SUPPLIED PASSAGE |
>>>>
Devin Rose is a smart, thoughtful Evangelical convert and Catholic apologist. His book, If Protestantism is True is not his conversion story. It is a rather unique exploration of Protestant claims and beliefs.
Instead of saying Protestantism is in error and why the truth is in the Catholic Church… author Rose simply takes Protestant claims at face value, methodically explores them and draws the conclusions which logically flow were they true. Many topics are covered and at the end of each, the conclusion is presented beginning with “If Protestantism is true, …”
For example, on “Heresy and Schism in History” Rose gives 4 pages of the background leading up to the Reformation and concludes:
If Protestantism is true, then throughout all of the history of the Church until the Reformation, a heresy was a heresy and a schism was a schism, but the schisms caused by the Reformers were instead new branches on a tree, in spite of the fact that they caused divisions from the Church like every other schism in history had done. Martin Luther was well-intentioned and saw true abuses and evil practices by some leaders in the Church, but unlike the great saints before and after him, he decided to disobey the Church and abandoned any attempt to reform her from within. Had he made different choices, we would likely be calling him St. Martin Luther the Reformer — in the true sense of the word.
In another section, he looks at the disintegration of mainline Protestantism concluding:
If Protestantism is true, then no one Church has the fullness of the truth, but all churches teach a mixture of true and false doctrine. So it makes sense to find one that agrees on enough of the truth that you deem essential and also that appeals to your tastes and preferences. In addition, as your tastes change and your church feels less relevant, it’s your right to find a different church that meets your needs.
As a final example, at the end of the section on the sacraments:
Most practically, if Protestantism is true, then Protestants have some mighty decisions to make — all on their own, as there is no other true authority than their own interpretation of the Bible. They must decide which Protestant (Luther or Calvin) was right about baptism, which Protestant (Luther or Zwingli) was right about the Eucharist, which Protestants (the liberals or the conservatives) are right about marriage, which of their many and varied teachings on confession and forgiveness are valid, etc. I don’t envy the Protestants this task.
Each of these conclusions (and many more) are reached after a non-emotional, straight forward presentation of facts. Most objective readers will probably not take serious issue with that. Committed Protestants will have a natural aversion to where it must lead!
<<<<
WRITTEN EXERCISE | Continue the review of *If Protestantism is True*, starting right after its final sentence.

INFORMATION SHOWN |
>>>>
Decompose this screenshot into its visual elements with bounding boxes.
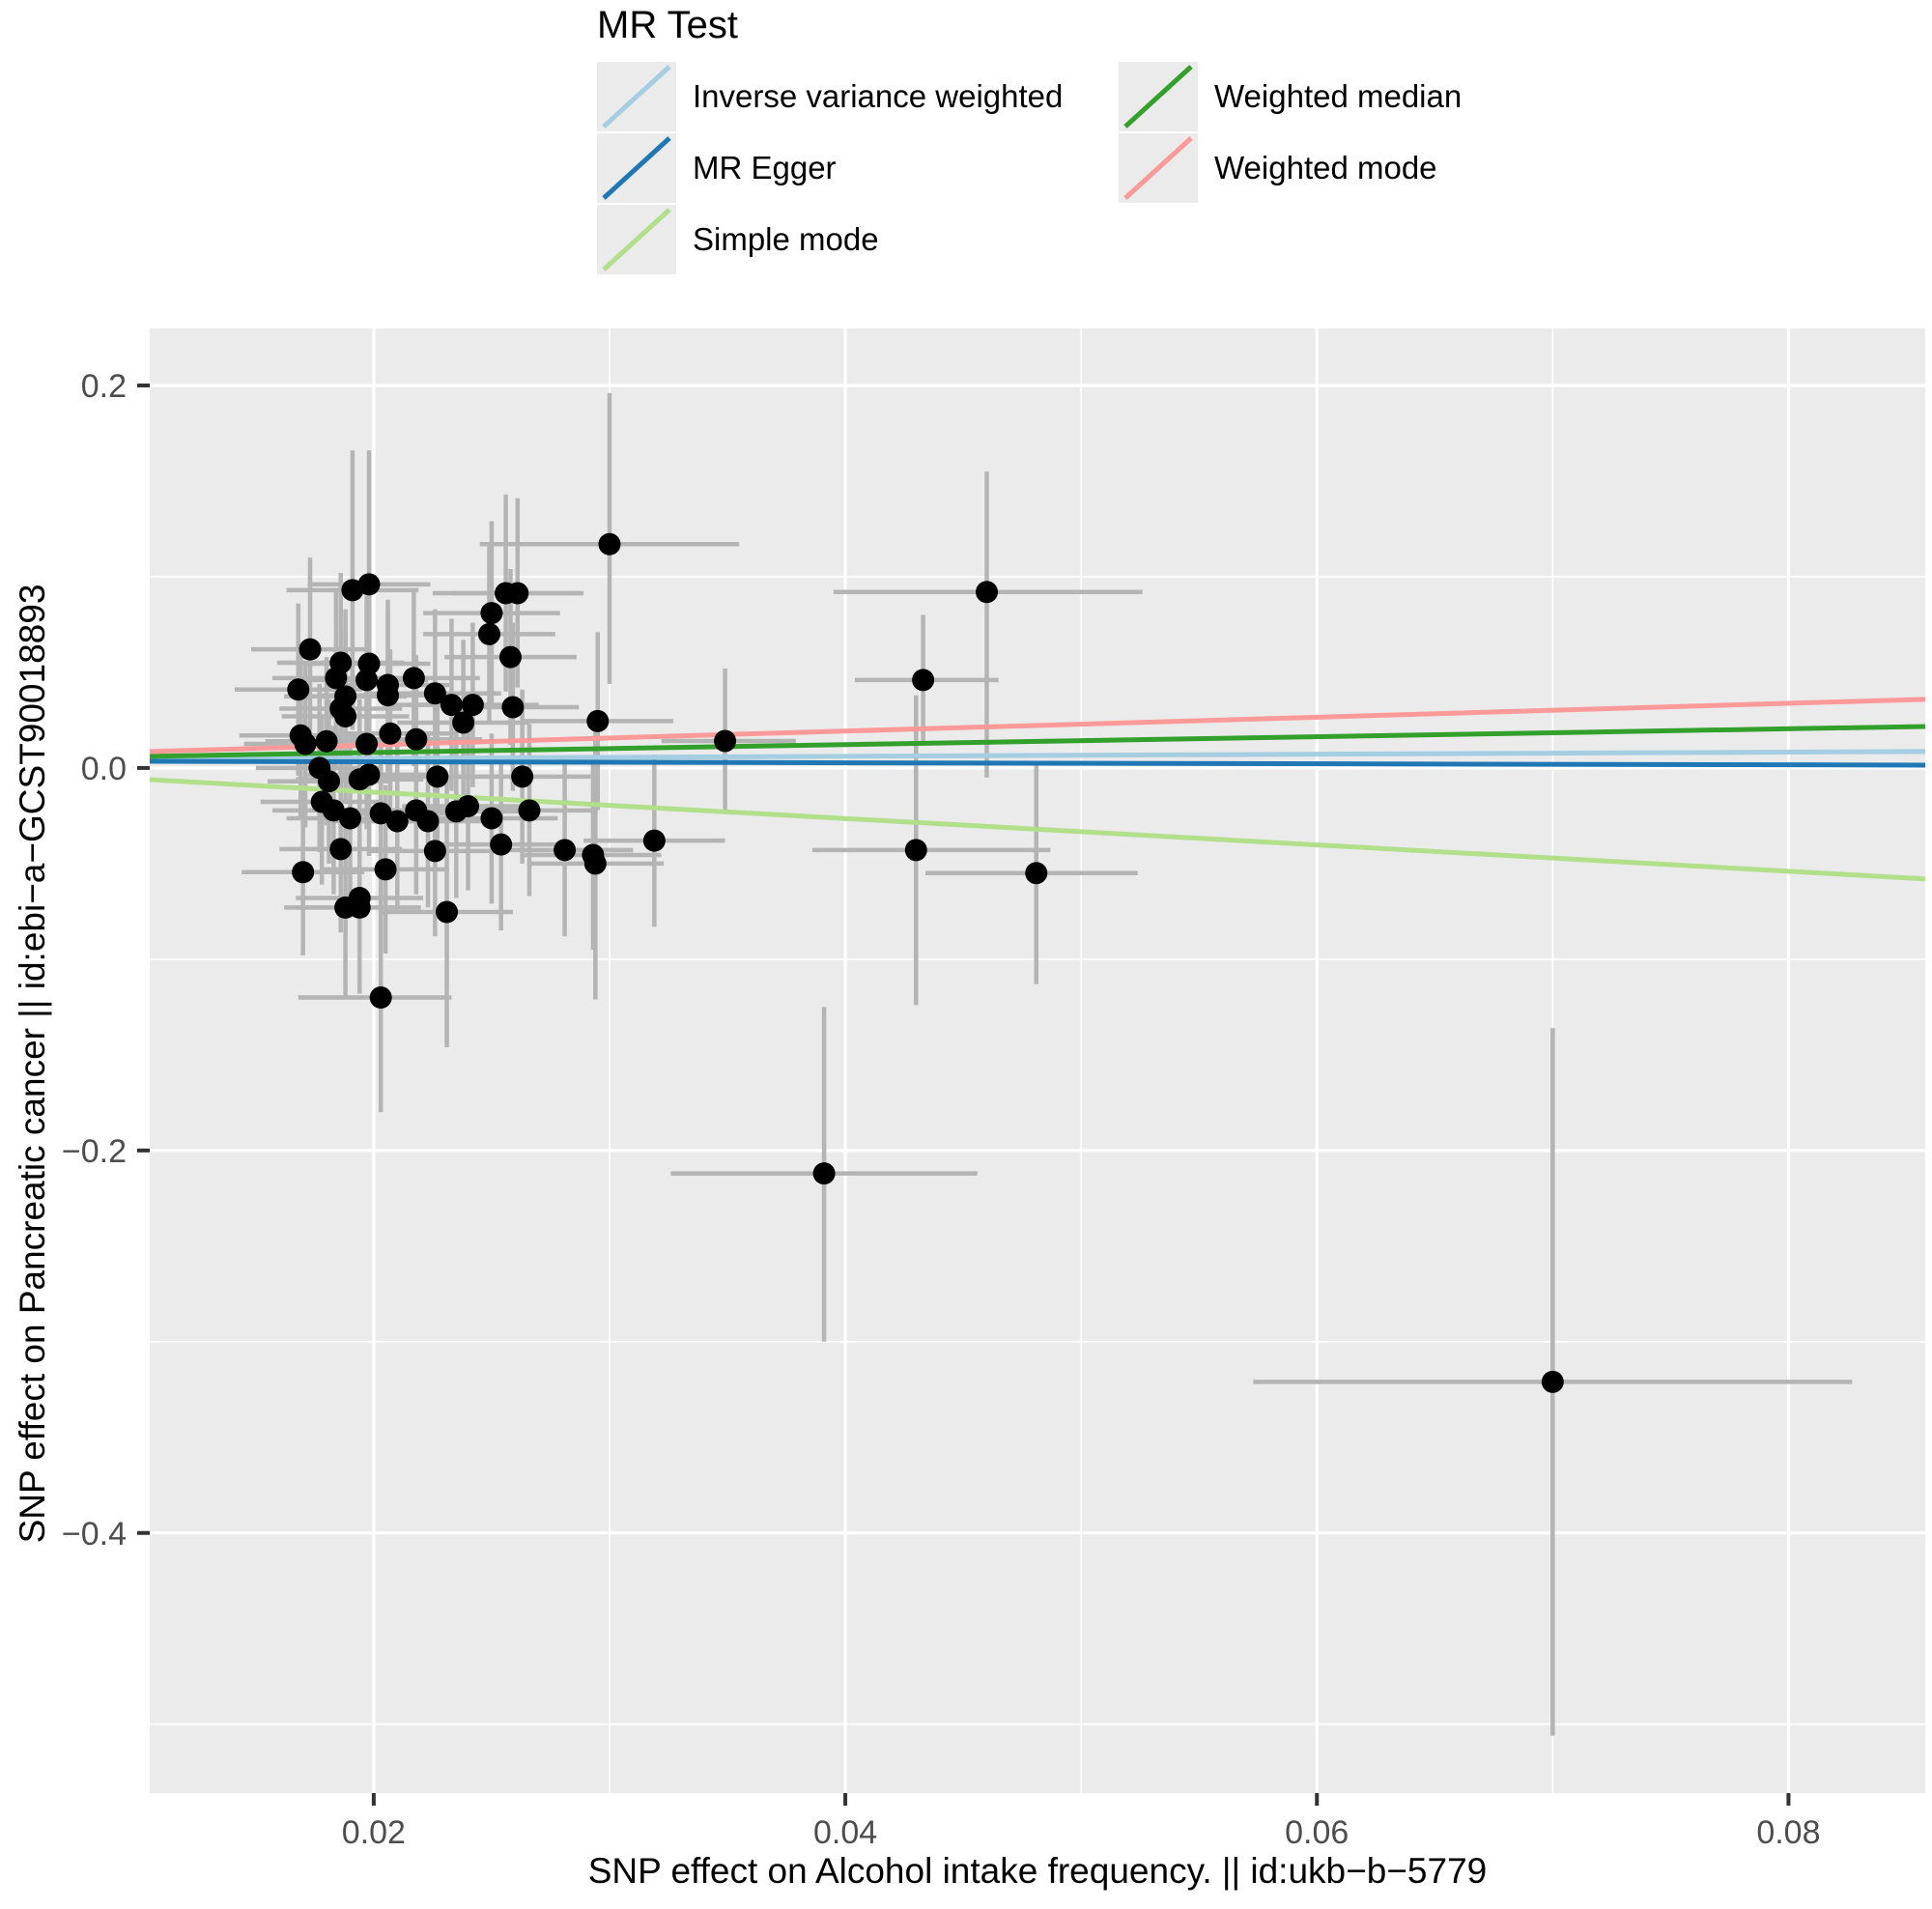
<<<<
RESPONSE TO THIS EXERCISE |
The book is 178 pages divided into 11 chapters (counting the conclusion), supported with acknowledgments, notes and index. The chapters are:
- A Search for Truth
- Anywhere but the Catholic Church
- A Note About Terminology
- Protestantism Then and Now
- About Indulgences
- The Purpose of This Book
- The Difficulty of Conversion
- The Subtlety of Bias
- Is Truth Accessible to All?
- Ecumenical Councils
- The Papacy
- Divine Authority
- The Four Marks of the Church
- Celibacy for the Kingdom
- Beneficial Requirements
- The Saints
- The Reformation
- Heresy and Schism in History
- Mary’s Perpetual Virginity and Her Title of “Mother of God”
- Martin Luther’s Personal Holiness
- The Catholic Perspective on Protestants Today
- A New Reformation Needed?
- A Need for Reformation in Every Century of the Church
- The Centrality of the Canon
- A Brief History of the Canon
- Martin Luther’s Rejection of Four New Testament Books
- The Seven Deuterocanonical Books
- Accepting the Canon from an Apostate Church
- The Myth of the Self-Authenticating Canon
- The “Fallible Collection” and “Reasonable Certainty”
- Sola Scriptura‘s Logical Consequences
- The Canon of Shakespeare
- The Protestant Meltdown over Questions of Sexuality
- The Protestant Flip-Flop on Other Moral Issues
- The Disintegration of Mainline Protestantism
- “I Have No Authority But Jesus”
- “The Catholic Church Manipulated Historical Texts”
- “No One is Infallible, so the Church Cannot be”
- “The Catholic Church Prevented Vernacular Translations of the Bible”
- “The Catholic Church Puts God in a Box”
- “The Catholic Church Does Not Produce Good Fruit”
- “The Early Church Was Like Protestantism”
- “The Catholic Church Invented Doctrines Late in History”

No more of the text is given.